Work instructions: Lines holding the string "date" are the ones to copy; find them all in the data.

Provided material:
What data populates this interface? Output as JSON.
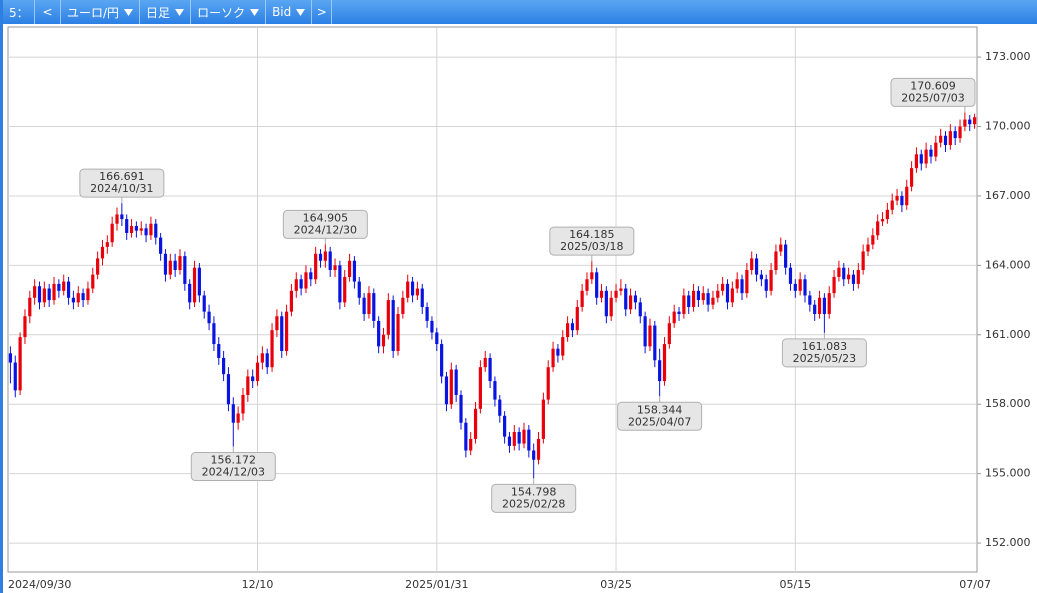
{
  "toolbar": {
    "items": [
      "5：",
      "<",
      "ユーロ/円",
      "日足",
      "ローソク",
      "Bid",
      ">"
    ]
  },
  "chart_data": {
    "type": "candlestick",
    "up_color": "#e8000b",
    "down_color": "#0a14e0",
    "grid": true,
    "ylim": [
      150.75,
      174.3
    ],
    "yticks": [
      {
        "value": 152,
        "label": "152.000"
      },
      {
        "value": 155,
        "label": "155.000"
      },
      {
        "value": 158,
        "label": "158.000"
      },
      {
        "value": 161,
        "label": "161.000"
      },
      {
        "value": 164,
        "label": "164.000"
      },
      {
        "value": 167,
        "label": "167.000"
      },
      {
        "value": 170,
        "label": "170.000"
      },
      {
        "value": 173,
        "label": "173.000"
      }
    ],
    "categories": [
      "2024/09/30",
      null,
      null,
      null,
      null,
      null,
      null,
      null,
      null,
      null,
      null,
      null,
      null,
      null,
      null,
      null,
      null,
      null,
      null,
      null,
      null,
      null,
      null,
      null,
      null,
      null,
      null,
      null,
      null,
      null,
      null,
      null,
      null,
      null,
      null,
      null,
      null,
      null,
      null,
      null,
      null,
      null,
      null,
      null,
      null,
      null,
      null,
      null,
      null,
      null,
      null,
      "12/10",
      null,
      null,
      null,
      null,
      null,
      null,
      null,
      null,
      null,
      null,
      null,
      null,
      null,
      null,
      null,
      null,
      null,
      null,
      null,
      null,
      null,
      null,
      null,
      null,
      null,
      null,
      null,
      null,
      null,
      null,
      null,
      null,
      null,
      null,
      null,
      null,
      "2025/01/31",
      null,
      null,
      null,
      null,
      null,
      null,
      null,
      null,
      null,
      null,
      null,
      null,
      null,
      null,
      null,
      null,
      null,
      null,
      null,
      null,
      null,
      null,
      null,
      null,
      null,
      null,
      null,
      null,
      null,
      null,
      null,
      null,
      null,
      null,
      null,
      null,
      "03/25",
      null,
      null,
      null,
      null,
      null,
      null,
      null,
      null,
      null,
      null,
      null,
      null,
      null,
      null,
      null,
      null,
      null,
      null,
      null,
      null,
      null,
      null,
      null,
      null,
      null,
      null,
      null,
      null,
      null,
      null,
      null,
      null,
      null,
      null,
      null,
      null,
      "05/15",
      null,
      null,
      null,
      null,
      null,
      null,
      null,
      null,
      null,
      null,
      null,
      null,
      null,
      null,
      null,
      null,
      null,
      null,
      null,
      null,
      null,
      null,
      null,
      null,
      null,
      null,
      null,
      null,
      null,
      null,
      null,
      null,
      null,
      null,
      null,
      null,
      "07/07"
    ],
    "ohlc": [
      [
        160.2,
        160.5,
        158.9,
        159.8
      ],
      [
        159.8,
        160.1,
        158.3,
        158.6
      ],
      [
        158.6,
        161.1,
        158.4,
        160.9
      ],
      [
        160.9,
        162.1,
        160.6,
        161.8
      ],
      [
        161.8,
        162.9,
        161.5,
        162.6
      ],
      [
        162.6,
        163.4,
        162.3,
        163.1
      ],
      [
        163.1,
        163.3,
        162.1,
        162.4
      ],
      [
        162.4,
        163.3,
        162.2,
        163.0
      ],
      [
        163.0,
        163.2,
        162.2,
        162.5
      ],
      [
        162.5,
        163.5,
        162.3,
        163.2
      ],
      [
        163.2,
        163.4,
        162.6,
        162.9
      ],
      [
        162.9,
        163.6,
        162.7,
        163.3
      ],
      [
        163.3,
        163.5,
        162.3,
        162.6
      ],
      [
        162.6,
        162.9,
        162.1,
        162.4
      ],
      [
        162.4,
        163.1,
        162.2,
        162.8
      ],
      [
        162.8,
        163.0,
        162.2,
        162.5
      ],
      [
        162.5,
        163.3,
        162.3,
        163.0
      ],
      [
        163.0,
        163.9,
        162.8,
        163.6
      ],
      [
        163.6,
        164.6,
        163.4,
        164.3
      ],
      [
        164.3,
        165.1,
        164.0,
        164.8
      ],
      [
        164.8,
        165.3,
        164.5,
        165.0
      ],
      [
        165.0,
        166.1,
        164.8,
        165.8
      ],
      [
        165.8,
        166.5,
        165.5,
        166.2
      ],
      [
        166.2,
        166.691,
        165.7,
        166.0
      ],
      [
        166.0,
        166.2,
        165.1,
        165.4
      ],
      [
        165.4,
        166.0,
        165.2,
        165.7
      ],
      [
        165.7,
        165.9,
        165.2,
        165.5
      ],
      [
        165.5,
        165.9,
        165.3,
        165.6
      ],
      [
        165.6,
        165.8,
        165.0,
        165.3
      ],
      [
        165.3,
        166.1,
        165.1,
        165.8
      ],
      [
        165.8,
        166.0,
        164.9,
        165.2
      ],
      [
        165.2,
        165.4,
        164.2,
        164.5
      ],
      [
        164.5,
        164.7,
        163.3,
        163.6
      ],
      [
        163.6,
        164.5,
        163.4,
        164.2
      ],
      [
        164.2,
        164.5,
        163.5,
        163.8
      ],
      [
        163.8,
        164.7,
        163.6,
        164.4
      ],
      [
        164.4,
        164.6,
        162.9,
        163.2
      ],
      [
        163.2,
        163.4,
        162.1,
        162.4
      ],
      [
        162.4,
        164.2,
        162.2,
        163.9
      ],
      [
        163.9,
        164.1,
        162.4,
        162.7
      ],
      [
        162.7,
        162.9,
        161.7,
        162.0
      ],
      [
        162.0,
        162.3,
        161.2,
        161.5
      ],
      [
        161.5,
        161.8,
        160.3,
        160.6
      ],
      [
        160.6,
        160.9,
        159.7,
        160.0
      ],
      [
        160.0,
        160.3,
        159.0,
        159.3
      ],
      [
        159.3,
        159.6,
        157.7,
        158.0
      ],
      [
        158.0,
        158.3,
        156.172,
        157.2
      ],
      [
        157.2,
        157.9,
        156.9,
        157.6
      ],
      [
        157.6,
        158.7,
        157.3,
        158.4
      ],
      [
        158.4,
        159.5,
        158.1,
        159.2
      ],
      [
        159.2,
        159.5,
        158.7,
        159.0
      ],
      [
        159.0,
        160.1,
        158.8,
        159.8
      ],
      [
        159.8,
        160.5,
        159.5,
        160.2
      ],
      [
        160.2,
        160.4,
        159.3,
        159.6
      ],
      [
        159.6,
        161.5,
        159.4,
        161.2
      ],
      [
        161.2,
        162.1,
        160.9,
        161.8
      ],
      [
        161.8,
        162.0,
        160.0,
        160.3
      ],
      [
        160.3,
        162.3,
        160.1,
        162.0
      ],
      [
        162.0,
        163.2,
        161.8,
        162.9
      ],
      [
        162.9,
        163.7,
        162.6,
        163.4
      ],
      [
        163.4,
        163.6,
        162.7,
        163.0
      ],
      [
        163.0,
        164.0,
        162.8,
        163.7
      ],
      [
        163.7,
        163.9,
        163.1,
        163.4
      ],
      [
        163.4,
        164.8,
        163.2,
        164.5
      ],
      [
        164.5,
        164.7,
        163.9,
        164.2
      ],
      [
        164.2,
        164.905,
        163.9,
        164.6
      ],
      [
        164.6,
        164.8,
        163.5,
        163.8
      ],
      [
        163.8,
        164.3,
        163.5,
        164.0
      ],
      [
        164.0,
        164.2,
        162.1,
        162.4
      ],
      [
        162.4,
        163.8,
        162.2,
        163.5
      ],
      [
        163.5,
        164.5,
        163.3,
        164.2
      ],
      [
        164.2,
        164.4,
        163.0,
        163.3
      ],
      [
        163.3,
        163.5,
        162.3,
        162.6
      ],
      [
        162.6,
        162.8,
        161.6,
        161.9
      ],
      [
        161.9,
        163.1,
        161.7,
        162.8
      ],
      [
        162.8,
        163.0,
        161.3,
        161.6
      ],
      [
        161.6,
        161.8,
        160.2,
        160.5
      ],
      [
        160.5,
        161.3,
        160.2,
        161.0
      ],
      [
        161.0,
        162.8,
        160.8,
        162.5
      ],
      [
        162.5,
        162.7,
        160.0,
        160.3
      ],
      [
        160.3,
        162.2,
        160.1,
        161.9
      ],
      [
        161.9,
        162.9,
        161.7,
        162.6
      ],
      [
        162.6,
        163.6,
        162.4,
        163.3
      ],
      [
        163.3,
        163.5,
        162.4,
        162.7
      ],
      [
        162.7,
        163.3,
        162.5,
        163.0
      ],
      [
        163.0,
        163.2,
        161.9,
        162.2
      ],
      [
        162.2,
        162.4,
        161.3,
        161.6
      ],
      [
        161.6,
        161.8,
        160.8,
        161.1
      ],
      [
        161.1,
        161.3,
        160.3,
        160.6
      ],
      [
        160.6,
        160.8,
        158.9,
        159.2
      ],
      [
        159.2,
        159.4,
        157.7,
        158.0
      ],
      [
        158.0,
        159.8,
        157.8,
        159.5
      ],
      [
        159.5,
        159.7,
        158.1,
        158.4
      ],
      [
        158.4,
        158.6,
        156.9,
        157.2
      ],
      [
        157.2,
        157.4,
        155.7,
        156.0
      ],
      [
        156.0,
        156.8,
        155.8,
        156.5
      ],
      [
        156.5,
        158.1,
        156.3,
        157.8
      ],
      [
        157.8,
        159.9,
        157.6,
        159.6
      ],
      [
        159.6,
        160.3,
        159.4,
        160.0
      ],
      [
        160.0,
        160.2,
        158.7,
        159.0
      ],
      [
        159.0,
        159.2,
        157.9,
        158.2
      ],
      [
        158.2,
        158.4,
        157.2,
        157.5
      ],
      [
        157.5,
        157.7,
        156.3,
        156.6
      ],
      [
        156.6,
        156.8,
        155.9,
        156.2
      ],
      [
        156.2,
        157.1,
        156.0,
        156.8
      ],
      [
        156.8,
        157.0,
        156.0,
        156.3
      ],
      [
        156.3,
        157.2,
        156.1,
        156.9
      ],
      [
        156.9,
        157.1,
        155.7,
        156.0
      ],
      [
        156.0,
        156.3,
        154.798,
        155.6
      ],
      [
        155.6,
        156.8,
        155.4,
        156.5
      ],
      [
        156.5,
        158.5,
        156.3,
        158.2
      ],
      [
        158.2,
        159.9,
        158.0,
        159.6
      ],
      [
        159.6,
        160.7,
        159.4,
        160.4
      ],
      [
        160.4,
        160.6,
        159.8,
        160.1
      ],
      [
        160.1,
        161.2,
        159.9,
        160.9
      ],
      [
        160.9,
        161.8,
        160.7,
        161.5
      ],
      [
        161.5,
        161.7,
        160.9,
        161.2
      ],
      [
        161.2,
        162.5,
        161.0,
        162.2
      ],
      [
        162.2,
        163.2,
        162.0,
        162.9
      ],
      [
        162.9,
        163.7,
        162.7,
        163.4
      ],
      [
        163.4,
        164.185,
        163.2,
        163.7
      ],
      [
        163.7,
        163.9,
        162.3,
        162.6
      ],
      [
        162.6,
        163.2,
        162.4,
        162.9
      ],
      [
        162.9,
        163.1,
        161.5,
        161.8
      ],
      [
        161.8,
        162.9,
        161.6,
        162.6
      ],
      [
        162.6,
        163.2,
        162.4,
        162.9
      ],
      [
        162.9,
        163.4,
        162.7,
        163.0
      ],
      [
        163.0,
        163.2,
        161.8,
        162.1
      ],
      [
        162.1,
        163.0,
        161.9,
        162.7
      ],
      [
        162.7,
        162.9,
        162.1,
        162.4
      ],
      [
        162.4,
        162.6,
        161.5,
        161.8
      ],
      [
        161.8,
        162.0,
        160.2,
        160.5
      ],
      [
        160.5,
        161.7,
        160.3,
        161.4
      ],
      [
        161.4,
        161.6,
        159.6,
        159.9
      ],
      [
        159.9,
        160.4,
        158.344,
        159.0
      ],
      [
        159.0,
        160.9,
        158.8,
        160.6
      ],
      [
        160.6,
        161.8,
        160.4,
        161.5
      ],
      [
        161.5,
        162.3,
        161.3,
        162.0
      ],
      [
        162.0,
        162.2,
        161.6,
        161.9
      ],
      [
        161.9,
        163.0,
        161.7,
        162.7
      ],
      [
        162.7,
        162.9,
        161.9,
        162.2
      ],
      [
        162.2,
        163.2,
        162.0,
        162.9
      ],
      [
        162.9,
        163.1,
        162.2,
        162.5
      ],
      [
        162.5,
        163.1,
        162.3,
        162.8
      ],
      [
        162.8,
        163.0,
        162.0,
        162.3
      ],
      [
        162.3,
        162.9,
        162.1,
        162.6
      ],
      [
        162.6,
        163.2,
        162.4,
        162.9
      ],
      [
        162.9,
        163.5,
        162.7,
        163.2
      ],
      [
        163.2,
        163.4,
        162.1,
        162.4
      ],
      [
        162.4,
        163.3,
        162.2,
        163.0
      ],
      [
        163.0,
        163.7,
        162.8,
        163.4
      ],
      [
        163.4,
        163.6,
        162.5,
        162.8
      ],
      [
        162.8,
        164.1,
        162.6,
        163.8
      ],
      [
        163.8,
        164.6,
        163.6,
        164.3
      ],
      [
        164.3,
        164.5,
        163.3,
        163.6
      ],
      [
        163.6,
        163.8,
        163.1,
        163.4
      ],
      [
        163.4,
        163.6,
        162.6,
        162.9
      ],
      [
        162.9,
        164.1,
        162.7,
        163.8
      ],
      [
        163.8,
        164.9,
        163.6,
        164.6
      ],
      [
        164.6,
        165.2,
        164.4,
        164.9
      ],
      [
        164.9,
        165.1,
        163.6,
        163.9
      ],
      [
        163.9,
        164.1,
        162.9,
        163.2
      ],
      [
        163.2,
        163.4,
        162.6,
        162.9
      ],
      [
        162.9,
        163.7,
        162.7,
        163.4
      ],
      [
        163.4,
        163.6,
        162.4,
        162.7
      ],
      [
        162.7,
        162.9,
        162.0,
        162.3
      ],
      [
        162.3,
        162.5,
        161.6,
        161.9
      ],
      [
        161.9,
        162.9,
        161.7,
        162.6
      ],
      [
        162.6,
        162.8,
        161.083,
        161.9
      ],
      [
        161.9,
        163.1,
        161.7,
        162.8
      ],
      [
        162.8,
        163.8,
        162.6,
        163.5
      ],
      [
        163.5,
        164.2,
        163.3,
        163.9
      ],
      [
        163.9,
        164.1,
        163.1,
        163.4
      ],
      [
        163.4,
        163.9,
        163.2,
        163.6
      ],
      [
        163.6,
        163.8,
        162.9,
        163.2
      ],
      [
        163.2,
        164.1,
        163.0,
        163.8
      ],
      [
        163.8,
        164.9,
        163.6,
        164.6
      ],
      [
        164.6,
        165.2,
        164.4,
        164.9
      ],
      [
        164.9,
        165.6,
        164.7,
        165.3
      ],
      [
        165.3,
        166.2,
        165.1,
        165.9
      ],
      [
        165.9,
        166.3,
        165.7,
        166.0
      ],
      [
        166.0,
        166.7,
        165.8,
        166.4
      ],
      [
        166.4,
        167.1,
        166.2,
        166.8
      ],
      [
        166.8,
        167.3,
        166.6,
        167.0
      ],
      [
        167.0,
        167.2,
        166.3,
        166.6
      ],
      [
        166.6,
        167.7,
        166.4,
        167.4
      ],
      [
        167.4,
        168.5,
        167.2,
        168.2
      ],
      [
        168.2,
        169.1,
        168.0,
        168.8
      ],
      [
        168.8,
        169.0,
        168.1,
        168.4
      ],
      [
        168.4,
        169.3,
        168.2,
        169.0
      ],
      [
        169.0,
        169.2,
        168.4,
        168.7
      ],
      [
        168.7,
        169.6,
        168.5,
        169.3
      ],
      [
        169.3,
        169.9,
        169.1,
        169.6
      ],
      [
        169.6,
        169.8,
        168.9,
        169.2
      ],
      [
        169.2,
        170.1,
        169.0,
        169.8
      ],
      [
        169.8,
        170.0,
        169.2,
        169.5
      ],
      [
        169.5,
        170.3,
        169.3,
        170.0
      ],
      [
        170.0,
        170.609,
        169.8,
        170.3
      ],
      [
        170.3,
        170.5,
        169.8,
        170.1
      ],
      [
        170.1,
        170.55,
        169.9,
        170.4
      ]
    ],
    "annotations": [
      {
        "value": 166.691,
        "date": "2024/10/31"
      },
      {
        "value": 156.172,
        "date": "2024/12/03"
      },
      {
        "value": 164.905,
        "date": "2024/12/30"
      },
      {
        "value": 154.798,
        "date": "2025/02/28"
      },
      {
        "value": 164.185,
        "date": "2025/03/18"
      },
      {
        "value": 158.344,
        "date": "2025/04/07"
      },
      {
        "value": 161.083,
        "date": "2025/05/23"
      },
      {
        "value": 170.609,
        "date": "2025/07/03"
      }
    ]
  }
}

Solution to this problem:
        "date": "2024/10/31"
        "date": "2024/12/03"
        "date": "2024/12/30"
        "date": "2025/02/28"
        "date": "2025/03/18"
        "date": "2025/04/07"
        "date": "2025/05/23"
        "date": "2025/07/03"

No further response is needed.